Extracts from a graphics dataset

* start *

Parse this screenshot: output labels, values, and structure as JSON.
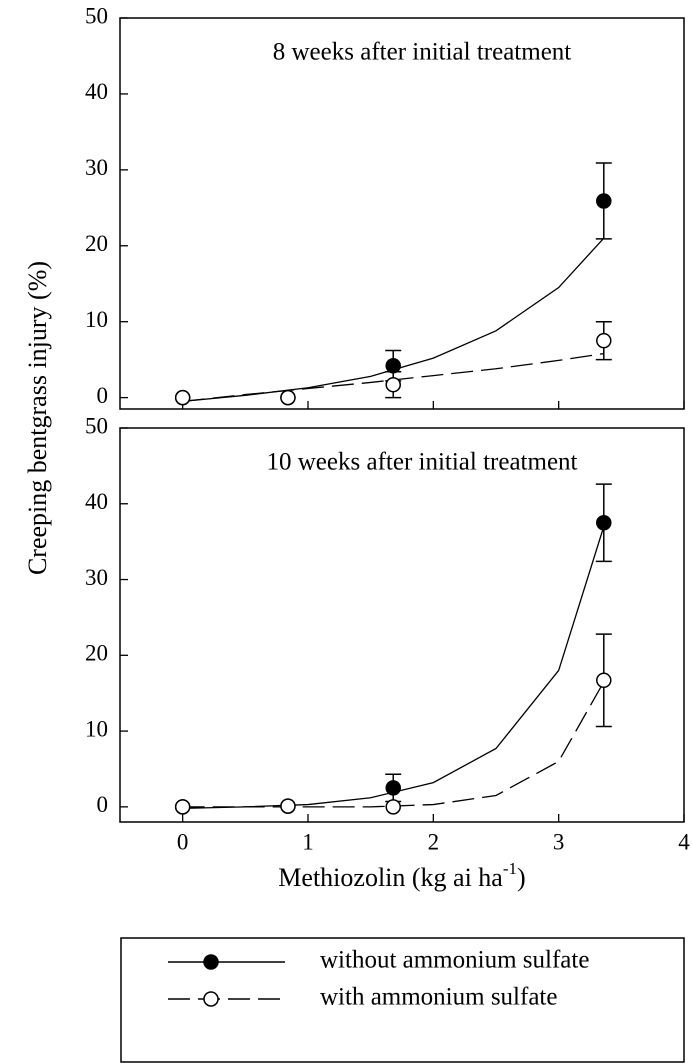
{
  "chart_data": [
    {
      "type": "scatter",
      "title": "8 weeks after initial treatment",
      "y_label": "Creeping bentgrass injury (%)",
      "x": [
        0,
        0.84,
        1.68,
        3.36
      ],
      "fit_x": [
        0,
        0.5,
        1,
        1.5,
        2,
        2.5,
        3,
        3.36
      ],
      "xlim": [
        -0.5,
        4
      ],
      "xticks": [
        0,
        1,
        2,
        3,
        4
      ],
      "ylim": [
        -1.5,
        50
      ],
      "yticks": [
        0,
        10,
        20,
        30,
        40,
        50
      ],
      "series": [
        {
          "name": "without ammonium sulfate",
          "color": "#000000",
          "filled": true,
          "dashed": false,
          "values": [
            0,
            0,
            4.2,
            25.9
          ],
          "errors": [
            null,
            null,
            2,
            5
          ],
          "fit": [
            -0.5,
            0.3,
            1.3,
            2.8,
            5.2,
            8.8,
            14.5,
            21
          ]
        },
        {
          "name": "with ammonium sulfate",
          "color": "#000000",
          "filled": false,
          "dashed": true,
          "values": [
            0,
            0,
            1.7,
            7.5
          ],
          "errors": [
            null,
            null,
            1.7,
            2.5
          ],
          "fit": [
            -0.5,
            0.4,
            1.2,
            2.0,
            2.9,
            3.8,
            4.9,
            5.8
          ]
        }
      ]
    },
    {
      "type": "scatter",
      "title": "10 weeks after initial treatment",
      "x_label": [
        "Methiozolin (kg ai ha",
        "-1",
        ")"
      ],
      "x": [
        0,
        0.84,
        1.68,
        3.36
      ],
      "fit_x": [
        0,
        0.5,
        1,
        1.5,
        2,
        2.5,
        3,
        3.36
      ],
      "xlim": [
        -0.5,
        4
      ],
      "xticks": [
        0,
        1,
        2,
        3,
        4
      ],
      "ylim": [
        -2,
        50
      ],
      "yticks": [
        0,
        10,
        20,
        30,
        40,
        50
      ],
      "series": [
        {
          "name": "without ammonium sulfate",
          "color": "#000000",
          "filled": true,
          "dashed": false,
          "values": [
            0,
            0.1,
            2.5,
            37.5
          ],
          "errors": [
            null,
            null,
            1.8,
            5.1
          ],
          "fit": [
            -0.2,
            0,
            0.3,
            1.2,
            3.2,
            7.7,
            18,
            37
          ]
        },
        {
          "name": "with ammonium sulfate",
          "color": "#000000",
          "filled": false,
          "dashed": true,
          "values": [
            0,
            0.1,
            0,
            16.7
          ],
          "errors": [
            null,
            null,
            null,
            6.1
          ],
          "fit": [
            0,
            0,
            0,
            0,
            0.3,
            1.5,
            6,
            16.5
          ]
        }
      ]
    }
  ]
}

* end *

= Work to be completed =
Looking at the listing above, how many of its lines contain the string "title"? Give the number alone.

= Full output =
2